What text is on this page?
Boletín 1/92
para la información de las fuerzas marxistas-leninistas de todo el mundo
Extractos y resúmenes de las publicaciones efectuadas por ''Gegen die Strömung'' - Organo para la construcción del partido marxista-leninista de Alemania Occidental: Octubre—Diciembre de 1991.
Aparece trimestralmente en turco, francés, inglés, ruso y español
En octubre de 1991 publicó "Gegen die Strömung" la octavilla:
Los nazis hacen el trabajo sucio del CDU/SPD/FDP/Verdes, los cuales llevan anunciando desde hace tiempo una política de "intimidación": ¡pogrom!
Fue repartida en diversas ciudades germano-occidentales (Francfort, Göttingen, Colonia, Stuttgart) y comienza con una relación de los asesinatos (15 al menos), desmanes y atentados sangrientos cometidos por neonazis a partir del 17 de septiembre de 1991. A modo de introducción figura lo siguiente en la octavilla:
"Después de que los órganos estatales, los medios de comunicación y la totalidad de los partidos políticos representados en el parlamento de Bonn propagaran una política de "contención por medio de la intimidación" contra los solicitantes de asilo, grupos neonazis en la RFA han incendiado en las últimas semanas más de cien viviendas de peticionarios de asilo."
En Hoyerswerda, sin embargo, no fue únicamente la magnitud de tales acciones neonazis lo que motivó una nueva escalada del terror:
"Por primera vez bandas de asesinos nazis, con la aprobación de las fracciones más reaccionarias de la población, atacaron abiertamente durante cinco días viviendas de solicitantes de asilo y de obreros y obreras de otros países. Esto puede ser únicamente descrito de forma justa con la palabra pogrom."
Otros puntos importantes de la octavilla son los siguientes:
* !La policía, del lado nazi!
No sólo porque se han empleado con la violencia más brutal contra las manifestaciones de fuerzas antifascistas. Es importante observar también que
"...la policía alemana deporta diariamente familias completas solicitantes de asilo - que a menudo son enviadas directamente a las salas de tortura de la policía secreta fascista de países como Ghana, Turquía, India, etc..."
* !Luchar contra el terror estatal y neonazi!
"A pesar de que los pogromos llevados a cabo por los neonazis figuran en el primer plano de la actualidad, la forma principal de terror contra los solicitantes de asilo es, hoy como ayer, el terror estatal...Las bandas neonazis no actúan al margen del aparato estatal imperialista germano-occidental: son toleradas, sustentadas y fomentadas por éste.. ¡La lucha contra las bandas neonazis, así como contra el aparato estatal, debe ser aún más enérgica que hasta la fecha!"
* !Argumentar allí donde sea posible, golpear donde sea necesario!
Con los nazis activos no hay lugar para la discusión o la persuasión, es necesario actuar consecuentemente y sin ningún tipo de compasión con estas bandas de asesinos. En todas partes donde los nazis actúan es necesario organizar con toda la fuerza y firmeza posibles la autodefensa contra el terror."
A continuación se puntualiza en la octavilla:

★ ★ ★

WHAT TO DO:
Every entry should be output exactly as written, please.

TASK OUTPUT:
What text is on this page?
Boletín 1/92
para la información de las fuerzas marxistas-leninistas de todo el mundo
Extractos y resúmenes de las publicaciones efectuadas por ''Gegen die Strömung'' - Organo para la construcción del partido marxista-leninista de Alemania Occidental: Octubre—Diciembre de 1991.
Aparece trimestralmente en turco, francés, inglés, ruso y español
En octubre de 1991 publicó "Gegen die Strömung" la octavilla:
Los nazis hacen el trabajo sucio del CDU/SPD/FDP/Verdes, los cuales llevan anunciando desde hace tiempo una política de "intimidación": ¡pogrom!
Fue repartida en diversas ciudades germano-occidentales (Francfort, Göttingen, Colonia, Stuttgart) y comienza con una relación de los asesinatos (15 al menos), desmanes y atentados sangrientos cometidos por neonazis a partir del 17 de septiembre de 1991. A modo de introducción figura lo siguiente en la octavilla:
"Después de que los órganos estatales, los medios de comunicación y la totalidad de los partidos políticos representados en el parlamento de Bonn propagaran una política de "contención por medio de la intimidación" contra los solicitantes de asilo, grupos neonazis en la RFA han incendiado en las últimas semanas más de cien viviendas de peticionarios de asilo."
En Hoyerswerda, sin embargo, no fue únicamente la magnitud de tales acciones neonazis lo que motivó una nueva escalada del terror:
"Por primera vez bandas de asesinos nazis, con la aprobación de las fracciones más reaccionarias de la población, atacaron abiertamente durante cinco días viviendas de solicitantes de asilo y de obreros y obreras de otros países. Esto puede ser únicamente descrito de forma justa con la palabra pogrom."
Otros puntos importantes de la octavilla son los siguientes:
* !La policía, del lado nazi!
No sólo porque se han empleado con la violencia más brutal contra las manifestaciones de fuerzas antifascistas. Es importante observar también que
"...la policía alemana deporta diariamente familias completas solicitantes de asilo - que a menudo son enviadas directamente a las salas de tortura de la policía secreta fascista de países como Ghana, Turquía, India, etc..."
* !Luchar contra el terror estatal y neonazi!
"A pesar de que los pogromos llevados a cabo por los neonazis figuran en el primer plano de la actualidad, la forma principal de terror contra los solicitantes de asilo es, hoy como ayer, el terror estatal...Las bandas neonazis no actúan al margen del aparato estatal imperialista germano-occidental: son toleradas, sustentadas y fomentadas por éste.. ¡La lucha contra las bandas neonazis, así como contra el aparato estatal, debe ser aún más enérgica que hasta la fecha!"
* !Argumentar allí donde sea posible, golpear donde sea necesario!
Con los nazis activos no hay lugar para la discusión o la persuasión, es necesario actuar consecuentemente y sin ningún tipo de compasión con estas bandas de asesinos. En todas partes donde los nazis actúan es necesario organizar con toda la fuerza y firmeza posibles la autodefensa contra el terror."
A continuación se puntualiza en la octavilla:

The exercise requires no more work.